Exercise material
▼

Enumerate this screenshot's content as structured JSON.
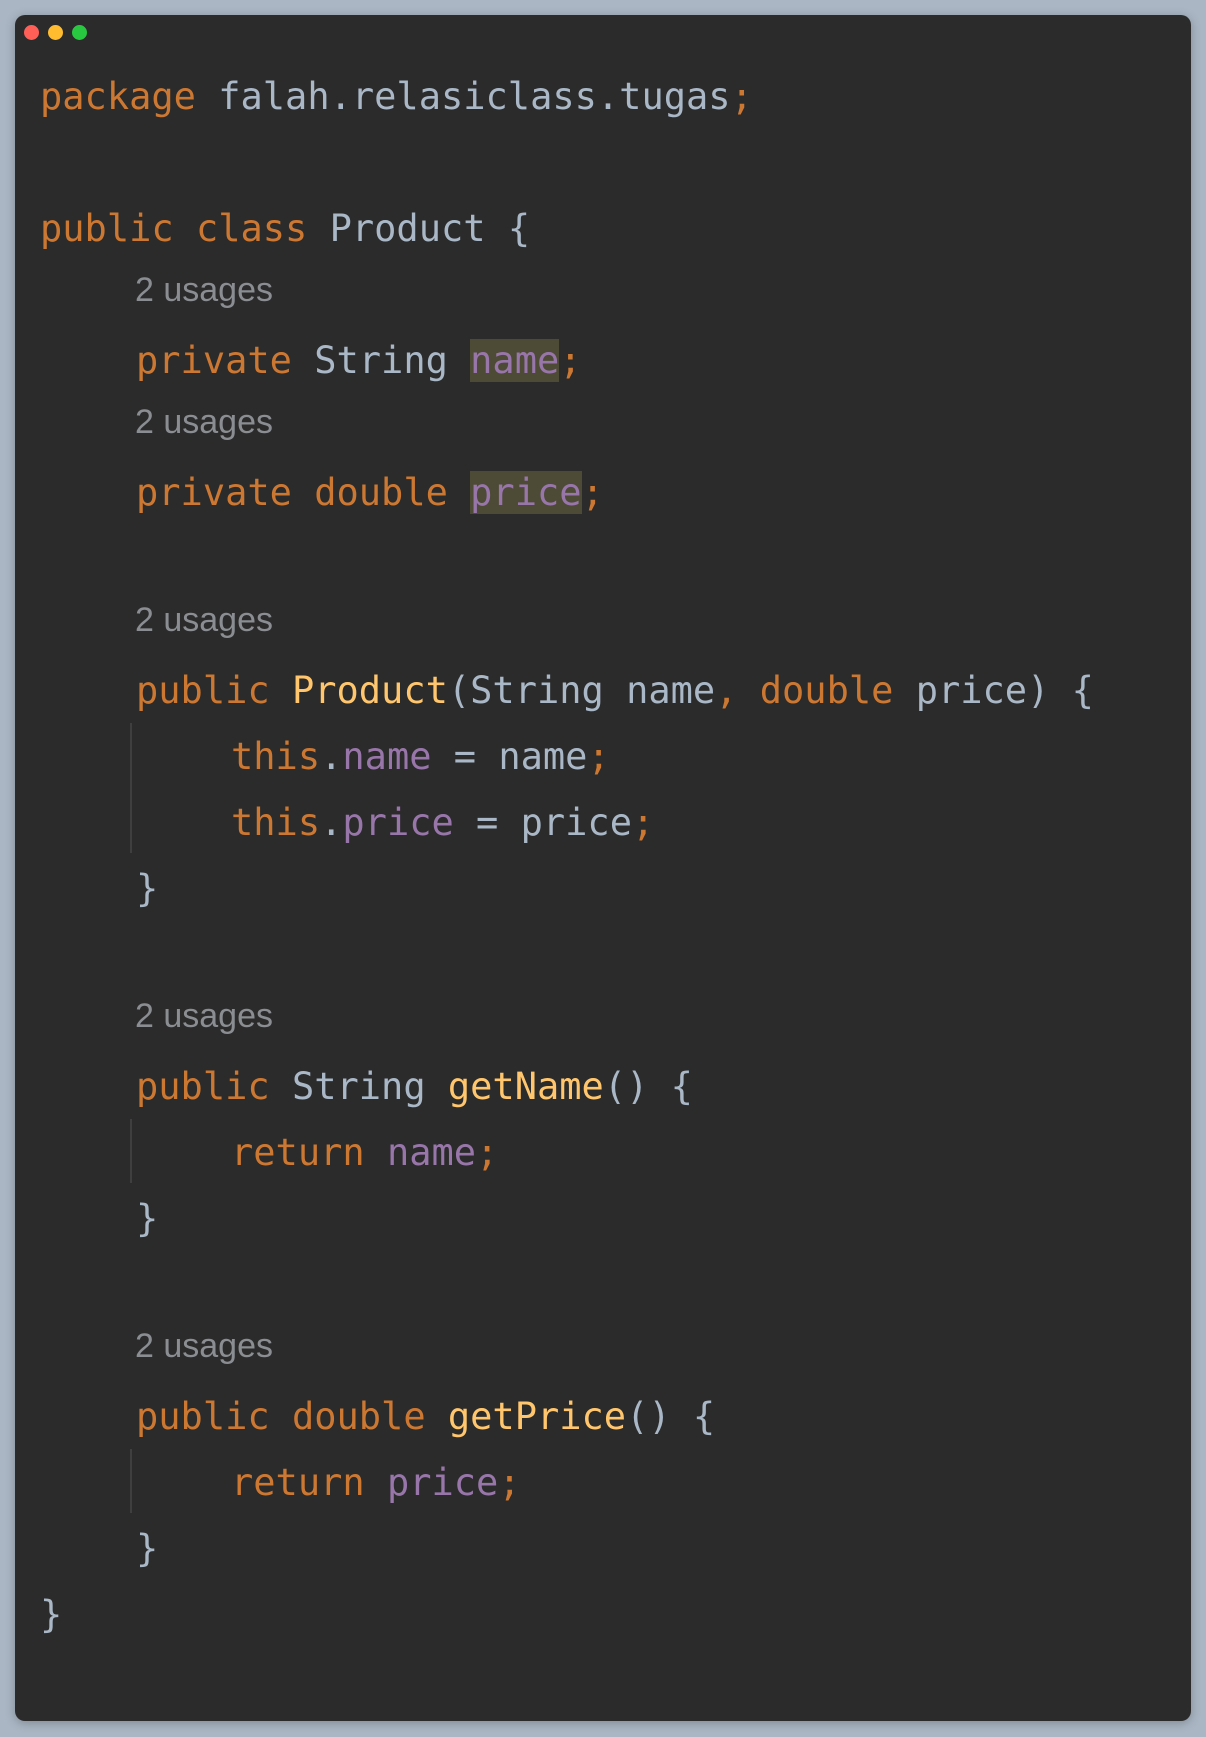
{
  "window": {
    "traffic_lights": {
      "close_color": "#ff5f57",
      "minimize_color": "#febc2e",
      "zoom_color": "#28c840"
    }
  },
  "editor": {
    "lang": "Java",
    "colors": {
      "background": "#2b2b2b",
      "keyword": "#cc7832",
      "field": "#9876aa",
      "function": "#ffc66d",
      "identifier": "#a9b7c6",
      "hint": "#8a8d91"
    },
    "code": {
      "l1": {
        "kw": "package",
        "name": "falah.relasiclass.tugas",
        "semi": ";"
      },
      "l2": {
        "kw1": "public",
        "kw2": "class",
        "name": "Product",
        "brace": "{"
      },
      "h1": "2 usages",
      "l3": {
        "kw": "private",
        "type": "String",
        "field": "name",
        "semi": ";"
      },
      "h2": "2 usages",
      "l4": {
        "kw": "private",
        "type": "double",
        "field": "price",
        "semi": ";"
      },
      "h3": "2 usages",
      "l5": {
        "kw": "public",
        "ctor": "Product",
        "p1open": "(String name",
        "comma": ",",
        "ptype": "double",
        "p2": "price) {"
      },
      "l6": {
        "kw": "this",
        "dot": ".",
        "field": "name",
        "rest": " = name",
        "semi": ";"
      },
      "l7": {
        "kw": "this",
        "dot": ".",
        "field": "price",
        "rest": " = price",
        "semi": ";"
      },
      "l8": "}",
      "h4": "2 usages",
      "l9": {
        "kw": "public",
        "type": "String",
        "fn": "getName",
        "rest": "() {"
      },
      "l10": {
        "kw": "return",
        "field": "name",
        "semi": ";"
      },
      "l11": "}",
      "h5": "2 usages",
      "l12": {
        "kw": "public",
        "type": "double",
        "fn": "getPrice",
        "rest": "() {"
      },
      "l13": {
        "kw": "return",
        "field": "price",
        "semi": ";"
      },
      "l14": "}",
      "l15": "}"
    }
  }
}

▲
▼

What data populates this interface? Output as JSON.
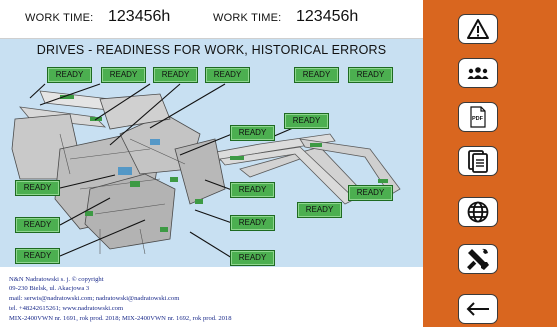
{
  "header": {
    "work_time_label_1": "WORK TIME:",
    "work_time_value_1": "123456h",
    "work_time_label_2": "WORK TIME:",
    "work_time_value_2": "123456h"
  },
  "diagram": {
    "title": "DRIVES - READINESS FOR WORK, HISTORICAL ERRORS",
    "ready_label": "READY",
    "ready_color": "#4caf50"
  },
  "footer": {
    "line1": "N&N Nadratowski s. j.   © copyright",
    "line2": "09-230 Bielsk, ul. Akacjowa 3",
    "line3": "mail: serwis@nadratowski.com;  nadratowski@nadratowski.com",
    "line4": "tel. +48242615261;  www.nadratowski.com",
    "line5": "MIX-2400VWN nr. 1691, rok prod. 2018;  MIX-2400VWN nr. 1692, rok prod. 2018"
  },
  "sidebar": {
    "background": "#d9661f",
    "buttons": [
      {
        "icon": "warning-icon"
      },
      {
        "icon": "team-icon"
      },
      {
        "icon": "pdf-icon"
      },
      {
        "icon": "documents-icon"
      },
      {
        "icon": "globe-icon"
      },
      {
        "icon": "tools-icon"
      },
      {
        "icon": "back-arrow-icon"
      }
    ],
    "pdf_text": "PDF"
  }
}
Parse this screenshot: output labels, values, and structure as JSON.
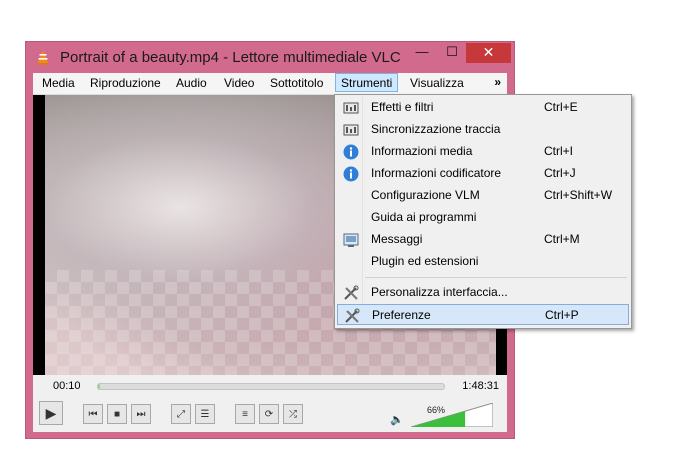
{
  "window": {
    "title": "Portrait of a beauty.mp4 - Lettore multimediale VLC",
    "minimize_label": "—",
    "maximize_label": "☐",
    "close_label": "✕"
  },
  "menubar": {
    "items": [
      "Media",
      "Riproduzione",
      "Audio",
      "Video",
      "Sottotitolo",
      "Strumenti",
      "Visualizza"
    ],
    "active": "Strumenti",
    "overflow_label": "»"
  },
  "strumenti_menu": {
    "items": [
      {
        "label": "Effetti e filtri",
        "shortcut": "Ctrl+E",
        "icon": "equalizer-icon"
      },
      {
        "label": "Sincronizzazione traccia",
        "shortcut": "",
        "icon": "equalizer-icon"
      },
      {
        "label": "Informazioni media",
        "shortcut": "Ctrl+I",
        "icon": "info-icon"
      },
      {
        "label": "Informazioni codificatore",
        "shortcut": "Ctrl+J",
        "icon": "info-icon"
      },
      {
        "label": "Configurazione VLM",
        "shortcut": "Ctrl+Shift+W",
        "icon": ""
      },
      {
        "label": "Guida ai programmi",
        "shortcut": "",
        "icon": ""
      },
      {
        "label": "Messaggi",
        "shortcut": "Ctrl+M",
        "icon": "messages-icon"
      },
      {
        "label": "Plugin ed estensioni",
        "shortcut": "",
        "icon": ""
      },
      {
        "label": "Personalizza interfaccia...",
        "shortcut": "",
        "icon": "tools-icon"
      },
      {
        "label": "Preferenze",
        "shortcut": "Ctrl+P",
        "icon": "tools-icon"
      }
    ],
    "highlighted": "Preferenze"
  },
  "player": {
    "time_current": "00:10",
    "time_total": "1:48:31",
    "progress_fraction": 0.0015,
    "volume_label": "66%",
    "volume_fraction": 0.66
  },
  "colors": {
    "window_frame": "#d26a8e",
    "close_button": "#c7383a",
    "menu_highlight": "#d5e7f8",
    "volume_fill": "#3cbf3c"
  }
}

▲

Objective
Find the lines with the string "background" and reproduce them.

Result for this task
      "background": "#2b2b2b",
    "background": "#d9661f",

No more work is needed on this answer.